■ Provided entries
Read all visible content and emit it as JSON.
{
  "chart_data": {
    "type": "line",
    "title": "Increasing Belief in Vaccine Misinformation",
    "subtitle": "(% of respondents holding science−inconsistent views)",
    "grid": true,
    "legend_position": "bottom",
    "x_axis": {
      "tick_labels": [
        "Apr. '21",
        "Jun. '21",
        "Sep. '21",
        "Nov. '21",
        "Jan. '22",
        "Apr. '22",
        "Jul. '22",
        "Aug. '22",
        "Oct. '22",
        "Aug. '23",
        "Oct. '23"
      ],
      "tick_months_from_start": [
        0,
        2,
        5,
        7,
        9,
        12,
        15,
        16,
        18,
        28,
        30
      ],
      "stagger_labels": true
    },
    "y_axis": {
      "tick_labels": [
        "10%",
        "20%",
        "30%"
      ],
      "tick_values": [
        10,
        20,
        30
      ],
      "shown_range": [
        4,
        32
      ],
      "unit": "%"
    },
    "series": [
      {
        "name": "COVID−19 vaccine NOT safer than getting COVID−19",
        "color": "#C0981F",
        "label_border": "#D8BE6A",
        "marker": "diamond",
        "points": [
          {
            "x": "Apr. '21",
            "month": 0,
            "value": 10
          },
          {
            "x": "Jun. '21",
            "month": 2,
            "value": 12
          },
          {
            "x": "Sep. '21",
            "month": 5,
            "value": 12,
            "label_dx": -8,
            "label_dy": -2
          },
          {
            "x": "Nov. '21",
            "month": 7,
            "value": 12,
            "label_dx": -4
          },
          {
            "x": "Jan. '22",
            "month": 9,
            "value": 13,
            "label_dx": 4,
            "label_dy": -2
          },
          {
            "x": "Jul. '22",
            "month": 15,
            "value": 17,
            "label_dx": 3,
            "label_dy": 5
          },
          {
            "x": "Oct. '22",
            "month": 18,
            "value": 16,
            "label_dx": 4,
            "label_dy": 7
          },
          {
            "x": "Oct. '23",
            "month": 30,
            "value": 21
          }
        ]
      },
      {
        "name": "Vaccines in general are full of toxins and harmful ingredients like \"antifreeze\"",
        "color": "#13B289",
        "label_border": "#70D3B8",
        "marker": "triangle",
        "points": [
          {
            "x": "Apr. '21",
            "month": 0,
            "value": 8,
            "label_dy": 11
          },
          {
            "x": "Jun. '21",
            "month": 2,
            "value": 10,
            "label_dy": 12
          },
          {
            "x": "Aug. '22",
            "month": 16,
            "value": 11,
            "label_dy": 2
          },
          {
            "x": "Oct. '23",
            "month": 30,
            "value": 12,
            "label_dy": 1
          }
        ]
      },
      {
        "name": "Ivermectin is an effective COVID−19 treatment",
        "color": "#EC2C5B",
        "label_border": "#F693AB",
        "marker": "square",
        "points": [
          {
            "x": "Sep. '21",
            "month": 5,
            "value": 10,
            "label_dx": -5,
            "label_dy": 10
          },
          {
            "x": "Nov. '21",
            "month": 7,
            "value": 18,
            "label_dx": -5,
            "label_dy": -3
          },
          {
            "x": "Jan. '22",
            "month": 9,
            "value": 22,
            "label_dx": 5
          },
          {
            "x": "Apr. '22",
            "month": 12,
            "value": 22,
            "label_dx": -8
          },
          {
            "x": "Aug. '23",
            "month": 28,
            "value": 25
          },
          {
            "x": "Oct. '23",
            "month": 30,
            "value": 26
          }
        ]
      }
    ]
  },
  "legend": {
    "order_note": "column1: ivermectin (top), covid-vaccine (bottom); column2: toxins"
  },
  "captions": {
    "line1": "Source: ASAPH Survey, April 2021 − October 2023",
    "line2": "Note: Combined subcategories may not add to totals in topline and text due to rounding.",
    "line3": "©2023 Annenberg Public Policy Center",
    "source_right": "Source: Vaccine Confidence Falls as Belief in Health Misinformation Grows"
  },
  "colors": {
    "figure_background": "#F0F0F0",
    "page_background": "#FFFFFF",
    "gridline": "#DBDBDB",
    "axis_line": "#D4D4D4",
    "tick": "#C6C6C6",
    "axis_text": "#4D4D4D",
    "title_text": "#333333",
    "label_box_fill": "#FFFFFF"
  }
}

■ Problem to solve
Write all the data out again, exactly.

■ Exercise result
Read all visible content and emit it as JSON.
{
  "chart_data": {
    "type": "line",
    "title": "Increasing Belief in Vaccine Misinformation",
    "subtitle": "(% of respondents holding science−inconsistent views)",
    "grid": true,
    "legend_position": "bottom",
    "x_axis": {
      "tick_labels": [
        "Apr. '21",
        "Jun. '21",
        "Sep. '21",
        "Nov. '21",
        "Jan. '22",
        "Apr. '22",
        "Jul. '22",
        "Aug. '22",
        "Oct. '22",
        "Aug. '23",
        "Oct. '23"
      ],
      "tick_months_from_start": [
        0,
        2,
        5,
        7,
        9,
        12,
        15,
        16,
        18,
        28,
        30
      ],
      "stagger_labels": true
    },
    "y_axis": {
      "tick_labels": [
        "10%",
        "20%",
        "30%"
      ],
      "tick_values": [
        10,
        20,
        30
      ],
      "shown_range": [
        4,
        32
      ],
      "unit": "%"
    },
    "series": [
      {
        "name": "COVID−19 vaccine NOT safer than getting COVID−19",
        "color": "#C0981F",
        "label_border": "#D8BE6A",
        "marker": "diamond",
        "points": [
          {
            "x": "Apr. '21",
            "month": 0,
            "value": 10
          },
          {
            "x": "Jun. '21",
            "month": 2,
            "value": 12
          },
          {
            "x": "Sep. '21",
            "month": 5,
            "value": 12,
            "label_dx": -8,
            "label_dy": -2
          },
          {
            "x": "Nov. '21",
            "month": 7,
            "value": 12,
            "label_dx": -4
          },
          {
            "x": "Jan. '22",
            "month": 9,
            "value": 13,
            "label_dx": 4,
            "label_dy": -2
          },
          {
            "x": "Jul. '22",
            "month": 15,
            "value": 17,
            "label_dx": 3,
            "label_dy": 5
          },
          {
            "x": "Oct. '22",
            "month": 18,
            "value": 16,
            "label_dx": 4,
            "label_dy": 7
          },
          {
            "x": "Oct. '23",
            "month": 30,
            "value": 21
          }
        ]
      },
      {
        "name": "Vaccines in general are full of toxins and harmful ingredients like \"antifreeze\"",
        "color": "#13B289",
        "label_border": "#70D3B8",
        "marker": "triangle",
        "points": [
          {
            "x": "Apr. '21",
            "month": 0,
            "value": 8,
            "label_dy": 11
          },
          {
            "x": "Jun. '21",
            "month": 2,
            "value": 10,
            "label_dy": 12
          },
          {
            "x": "Aug. '22",
            "month": 16,
            "value": 11,
            "label_dy": 2
          },
          {
            "x": "Oct. '23",
            "month": 30,
            "value": 12,
            "label_dy": 1
          }
        ]
      },
      {
        "name": "Ivermectin is an effective COVID−19 treatment",
        "color": "#EC2C5B",
        "label_border": "#F693AB",
        "marker": "square",
        "points": [
          {
            "x": "Sep. '21",
            "month": 5,
            "value": 10,
            "label_dx": -5,
            "label_dy": 10
          },
          {
            "x": "Nov. '21",
            "month": 7,
            "value": 18,
            "label_dx": -5,
            "label_dy": -3
          },
          {
            "x": "Jan. '22",
            "month": 9,
            "value": 22,
            "label_dx": 5
          },
          {
            "x": "Apr. '22",
            "month": 12,
            "value": 22,
            "label_dx": -8
          },
          {
            "x": "Aug. '23",
            "month": 28,
            "value": 25
          },
          {
            "x": "Oct. '23",
            "month": 30,
            "value": 26
          }
        ]
      }
    ]
  },
  "legend": {
    "order_note": "column1: ivermectin (top), covid-vaccine (bottom); column2: toxins"
  },
  "captions": {
    "line1": "Source: ASAPH Survey, April 2021 − October 2023",
    "line2": "Note: Combined subcategories may not add to totals in topline and text due to rounding.",
    "line3": "©2023 Annenberg Public Policy Center",
    "source_right": "Source: Vaccine Confidence Falls as Belief in Health Misinformation Grows"
  },
  "colors": {
    "figure_background": "#F0F0F0",
    "page_background": "#FFFFFF",
    "gridline": "#DBDBDB",
    "axis_line": "#D4D4D4",
    "tick": "#C6C6C6",
    "axis_text": "#4D4D4D",
    "title_text": "#333333",
    "label_box_fill": "#FFFFFF"
  }
}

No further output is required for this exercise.